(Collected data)
Begin

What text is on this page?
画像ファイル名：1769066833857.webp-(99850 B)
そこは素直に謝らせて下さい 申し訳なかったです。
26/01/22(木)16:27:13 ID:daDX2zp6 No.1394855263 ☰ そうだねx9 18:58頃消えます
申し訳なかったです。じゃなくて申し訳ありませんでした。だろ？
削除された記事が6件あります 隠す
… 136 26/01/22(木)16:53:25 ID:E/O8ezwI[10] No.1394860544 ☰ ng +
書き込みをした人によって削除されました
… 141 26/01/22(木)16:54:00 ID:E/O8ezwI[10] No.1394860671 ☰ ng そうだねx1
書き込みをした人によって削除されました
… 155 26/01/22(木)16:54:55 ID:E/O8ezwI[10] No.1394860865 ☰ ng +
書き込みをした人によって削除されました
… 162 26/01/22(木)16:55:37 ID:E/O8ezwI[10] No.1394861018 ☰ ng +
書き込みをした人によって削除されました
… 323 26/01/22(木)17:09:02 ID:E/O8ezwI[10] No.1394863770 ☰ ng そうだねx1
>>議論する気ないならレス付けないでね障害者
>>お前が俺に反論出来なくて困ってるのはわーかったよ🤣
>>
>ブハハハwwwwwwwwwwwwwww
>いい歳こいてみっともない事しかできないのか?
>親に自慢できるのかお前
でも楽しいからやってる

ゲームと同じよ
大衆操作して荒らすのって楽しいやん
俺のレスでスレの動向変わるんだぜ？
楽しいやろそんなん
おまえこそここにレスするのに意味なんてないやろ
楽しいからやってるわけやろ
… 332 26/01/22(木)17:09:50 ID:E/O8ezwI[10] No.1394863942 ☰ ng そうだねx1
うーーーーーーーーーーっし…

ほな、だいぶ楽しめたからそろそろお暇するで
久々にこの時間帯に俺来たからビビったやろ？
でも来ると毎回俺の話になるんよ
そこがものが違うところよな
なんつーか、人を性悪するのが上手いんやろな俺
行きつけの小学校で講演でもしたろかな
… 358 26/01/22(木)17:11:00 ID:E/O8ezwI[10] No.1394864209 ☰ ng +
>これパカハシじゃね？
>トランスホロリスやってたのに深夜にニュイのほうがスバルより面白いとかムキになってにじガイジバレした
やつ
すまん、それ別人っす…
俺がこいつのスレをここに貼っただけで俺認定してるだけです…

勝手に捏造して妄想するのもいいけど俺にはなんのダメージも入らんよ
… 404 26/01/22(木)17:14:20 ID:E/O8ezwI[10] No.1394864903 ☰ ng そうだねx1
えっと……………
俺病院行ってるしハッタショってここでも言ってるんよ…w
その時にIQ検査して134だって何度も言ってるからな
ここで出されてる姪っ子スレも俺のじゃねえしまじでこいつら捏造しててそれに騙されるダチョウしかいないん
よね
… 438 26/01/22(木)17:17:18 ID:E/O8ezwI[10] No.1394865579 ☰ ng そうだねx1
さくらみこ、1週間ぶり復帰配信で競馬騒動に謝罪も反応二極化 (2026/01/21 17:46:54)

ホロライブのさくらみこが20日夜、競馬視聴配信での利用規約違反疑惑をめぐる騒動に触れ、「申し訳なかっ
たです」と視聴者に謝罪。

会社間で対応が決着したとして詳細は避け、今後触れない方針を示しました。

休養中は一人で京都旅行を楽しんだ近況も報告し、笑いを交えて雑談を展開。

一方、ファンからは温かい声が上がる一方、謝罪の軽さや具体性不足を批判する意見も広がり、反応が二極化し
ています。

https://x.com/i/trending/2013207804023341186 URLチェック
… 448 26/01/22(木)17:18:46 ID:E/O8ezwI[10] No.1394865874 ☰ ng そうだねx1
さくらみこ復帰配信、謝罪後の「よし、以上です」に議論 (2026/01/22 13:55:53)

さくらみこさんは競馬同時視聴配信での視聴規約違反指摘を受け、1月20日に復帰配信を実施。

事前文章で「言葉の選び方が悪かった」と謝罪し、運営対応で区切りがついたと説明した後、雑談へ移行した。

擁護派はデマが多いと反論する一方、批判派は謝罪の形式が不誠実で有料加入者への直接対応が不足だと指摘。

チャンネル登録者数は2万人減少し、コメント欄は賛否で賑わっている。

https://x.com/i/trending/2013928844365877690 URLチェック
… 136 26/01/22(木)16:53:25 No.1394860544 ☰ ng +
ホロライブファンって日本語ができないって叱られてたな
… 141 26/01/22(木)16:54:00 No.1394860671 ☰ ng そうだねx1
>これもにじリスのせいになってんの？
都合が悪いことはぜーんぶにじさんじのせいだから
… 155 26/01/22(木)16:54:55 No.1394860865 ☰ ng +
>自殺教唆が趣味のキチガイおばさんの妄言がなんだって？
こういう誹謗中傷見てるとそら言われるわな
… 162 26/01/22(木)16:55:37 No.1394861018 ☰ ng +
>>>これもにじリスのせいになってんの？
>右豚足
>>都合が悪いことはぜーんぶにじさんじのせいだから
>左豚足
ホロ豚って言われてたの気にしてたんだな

End

What you need to do =>
Using the data above, output each line exactly.

Solution =>
What text is on this page?
画像ファイル名：1769066833857.webp-(99850 B)
そこは素直に謝らせて下さい 申し訳なかったです。
26/01/22(木)16:27:13 ID:daDX2zp6 No.1394855263 ☰ そうだねx9 18:58頃消えます
申し訳なかったです。じゃなくて申し訳ありませんでした。だろ？
削除された記事が6件あります 隠す
… 136 26/01/22(木)16:53:25 ID:E/O8ezwI[10] No.1394860544 ☰ ng +
書き込みをした人によって削除されました
… 141 26/01/22(木)16:54:00 ID:E/O8ezwI[10] No.1394860671 ☰ ng そうだねx1
書き込みをした人によって削除されました
… 155 26/01/22(木)16:54:55 ID:E/O8ezwI[10] No.1394860865 ☰ ng +
書き込みをした人によって削除されました
… 162 26/01/22(木)16:55:37 ID:E/O8ezwI[10] No.1394861018 ☰ ng +
書き込みをした人によって削除されました
… 323 26/01/22(木)17:09:02 ID:E/O8ezwI[10] No.1394863770 ☰ ng そうだねx1
>>議論する気ないならレス付けないでね障害者
>>お前が俺に反論出来なくて困ってるのはわーかったよ🤣
>>
>ブハハハwwwwwwwwwwwwwww
>いい歳こいてみっともない事しかできないのか?
>親に自慢できるのかお前
でも楽しいからやってる

ゲームと同じよ
大衆操作して荒らすのって楽しいやん
俺のレスでスレの動向変わるんだぜ？
楽しいやろそんなん
おまえこそここにレスするのに意味なんてないやろ
楽しいからやってるわけやろ
… 332 26/01/22(木)17:09:50 ID:E/O8ezwI[10] No.1394863942 ☰ ng そうだねx1
うーーーーーーーーーーっし…

ほな、だいぶ楽しめたからそろそろお暇するで
久々にこの時間帯に俺来たからビビったやろ？
でも来ると毎回俺の話になるんよ
そこがものが違うところよな
なんつーか、人を性悪するのが上手いんやろな俺
行きつけの小学校で講演でもしたろかな
… 358 26/01/22(木)17:11:00 ID:E/O8ezwI[10] No.1394864209 ☰ ng +
>これパカハシじゃね？
>トランスホロリスやってたのに深夜にニュイのほうがスバルより面白いとかムキになってにじガイジバレした
やつ
すまん、それ別人っす…
俺がこいつのスレをここに貼っただけで俺認定してるだけです…

勝手に捏造して妄想するのもいいけど俺にはなんのダメージも入らんよ
… 404 26/01/22(木)17:14:20 ID:E/O8ezwI[10] No.1394864903 ☰ ng そうだねx1
えっと……………
俺病院行ってるしハッタショってここでも言ってるんよ…w
その時にIQ検査して134だって何度も言ってるからな
ここで出されてる姪っ子スレも俺のじゃねえしまじでこいつら捏造しててそれに騙されるダチョウしかいないん
よね
… 438 26/01/22(木)17:17:18 ID:E/O8ezwI[10] No.1394865579 ☰ ng そうだねx1
さくらみこ、1週間ぶり復帰配信で競馬騒動に謝罪も反応二極化 (2026/01/21 17:46:54)

ホロライブのさくらみこが20日夜、競馬視聴配信での利用規約違反疑惑をめぐる騒動に触れ、「申し訳なかっ
たです」と視聴者に謝罪。

会社間で対応が決着したとして詳細は避け、今後触れない方針を示しました。

休養中は一人で京都旅行を楽しんだ近況も報告し、笑いを交えて雑談を展開。

一方、ファンからは温かい声が上がる一方、謝罪の軽さや具体性不足を批判する意見も広がり、反応が二極化し
ています。

https://x.com/i/trending/2013207804023341186 URLチェック
… 448 26/01/22(木)17:18:46 ID:E/O8ezwI[10] No.1394865874 ☰ ng そうだねx1
さくらみこ復帰配信、謝罪後の「よし、以上です」に議論 (2026/01/22 13:55:53)

さくらみこさんは競馬同時視聴配信での視聴規約違反指摘を受け、1月20日に復帰配信を実施。

事前文章で「言葉の選び方が悪かった」と謝罪し、運営対応で区切りがついたと説明した後、雑談へ移行した。

擁護派はデマが多いと反論する一方、批判派は謝罪の形式が不誠実で有料加入者への直接対応が不足だと指摘。

チャンネル登録者数は2万人減少し、コメント欄は賛否で賑わっている。

https://x.com/i/trending/2013928844365877690 URLチェック
… 136 26/01/22(木)16:53:25 No.1394860544 ☰ ng +
ホロライブファンって日本語ができないって叱られてたな
… 141 26/01/22(木)16:54:00 No.1394860671 ☰ ng そうだねx1
>これもにじリスのせいになってんの？
都合が悪いことはぜーんぶにじさんじのせいだから
… 155 26/01/22(木)16:54:55 No.1394860865 ☰ ng +
>自殺教唆が趣味のキチガイおばさんの妄言がなんだって？
こういう誹謗中傷見てるとそら言われるわな
… 162 26/01/22(木)16:55:37 No.1394861018 ☰ ng +
>>>これもにじリスのせいになってんの？
>右豚足
>>都合が悪いことはぜーんぶにじさんじのせいだから
>左豚足
ホロ豚って言われてたの気にしてたんだな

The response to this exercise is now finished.